## EXTRACT:

•••

B. The ALJ's Decision

In his decision, the ALJ found that Plaintiff met the insured requirements of the Social Security Act (“the Act”) through December 31, 2015. Tr. 17. He then proceeded through the familiar five-step inquiry. After concluding that she had not engaged in substantial gainful activity since the alleged onset date of January 1, 2011, at Step One, he proceeded to Step Two, where he found that depression and anemia qualified as severe impairments. Id. The ALJ considered Plaintiff's other physical diagnoses and found all of them non-severe because they cause no more than minimal limitations. Tr. 18. At Step Three, the ALJ found that neither of Plaintiff's severe impairments met the criteria of any listing. Id. The ALJ based his determination that Plaintiff's depression, in combination with her gastrointestinal symptoms, anemia and side effects of medications, did not meet the criteria for Listings related to 12.04 (Affective Disorders) on the finding that it had only moderate impact on her activities of daily living, social functioning and ability to maintain concentration, persistence and pace and had only resulted in one or two episodes of decompensation. Tr. 19. At Step Four, the ALJ concluded that Plaintiff had the RFC to perform medium work as defined in 20 C.F.R. § 404.1567(c), with the additional limitations the ALJ had incorporated into his first hypothetical. Tr. 19-25.

The ALJ's RFC finding took into consideration the functional limitations stemming from a combination of Plaintiff's physical and mental impairments. Tr. 20. While crediting that she suffers from depression and anxiety, has difficulty focusing on tasks, cannot live without her psychiatric medications, which make her dizzy and drowsy, and experiences fatigue and the sense of being “out of it” from anemia, as well as that she suffers from severe gastrointestinal issues, he nevertheless found that her statements concerning the intensity, persistence and limiting effects of her symptoms lacked credibility. Tr. 20. He grounded this adverse credibility determination principally on the lack of physical findings to support her complaints of severe abdominal pain, the control of her anemia through intravenous treatment and the lack of assistive devices or other assistance with activities of daily living. His finding that her social functioning is only moderately impaired was based on her frequent attendance at church. Tr. 23-24. He relied on her continued passive ownership of the hair salon as evidence that she can perform at least unskilled work in an isolated environment. Tr. 22.

•••

## WORK ITEM:
Pick up the account of the ALJ's decision after its last sentence and continue it.

•••

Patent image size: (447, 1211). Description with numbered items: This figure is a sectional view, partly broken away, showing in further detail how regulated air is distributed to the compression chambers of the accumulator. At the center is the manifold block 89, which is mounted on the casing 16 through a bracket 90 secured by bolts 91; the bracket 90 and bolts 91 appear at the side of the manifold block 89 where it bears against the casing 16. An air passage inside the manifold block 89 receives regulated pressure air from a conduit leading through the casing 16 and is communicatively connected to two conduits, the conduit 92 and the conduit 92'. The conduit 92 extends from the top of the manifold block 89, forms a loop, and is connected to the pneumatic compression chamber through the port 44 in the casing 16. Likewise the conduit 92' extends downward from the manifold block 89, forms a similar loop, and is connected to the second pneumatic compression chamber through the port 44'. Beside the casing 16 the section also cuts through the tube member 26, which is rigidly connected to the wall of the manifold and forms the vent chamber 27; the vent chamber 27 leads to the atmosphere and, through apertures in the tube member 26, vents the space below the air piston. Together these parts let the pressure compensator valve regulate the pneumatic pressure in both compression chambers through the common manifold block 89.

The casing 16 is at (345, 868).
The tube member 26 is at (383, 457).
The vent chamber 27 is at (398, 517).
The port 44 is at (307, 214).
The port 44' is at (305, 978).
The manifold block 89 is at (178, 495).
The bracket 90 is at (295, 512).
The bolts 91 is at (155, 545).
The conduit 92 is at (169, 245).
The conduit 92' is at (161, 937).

•••

## EXERCISE ANSWER:
The ALJ's analysis of Plaintiff's mental impairments relies heavily on her testimony at the hearing that “I feel like I'm the same” in response to his inquiry about how she has felt “over the past couple of years” “since what happened with your daughter” in December 2009. Tr. 22, 59. The decision uses this answer to find that certain of the evidence regarding Plaintiff's mental status in the pre-onset period of “early 2010” is “especially relevant” to the RFC determination. Ignoring other relevant evidence from the same time period, the ALJ focused particularly on her mental condition at discharge from the psychiatric hospitalization at Rhode Island Hospital, erroneously characterizing the conclusion in the discharge summary as “claimant appeared to be functioning essentially normally” and mistakenly describing her seven-day hospital stay as “two days in the hospital.” Tr. 22. While the ALJ acknowledged that Plaintiff's mood and depressive symptoms fluctuated during the years from 2010 to 2012, he found that declines in functioning were caused by “family stressors” and concluded that her baseline level of functioning - based on her condition in the absence of family stress - “appear[ed] more stable.” Id. His finding that Plaintiff is only moderately limited as to concentration, persistence and pace was based on the Rhode Island Hospital discharge summary, which states that “[a]ttention and concentration were within normal limits,” and “memory was intact.” Tr. 24.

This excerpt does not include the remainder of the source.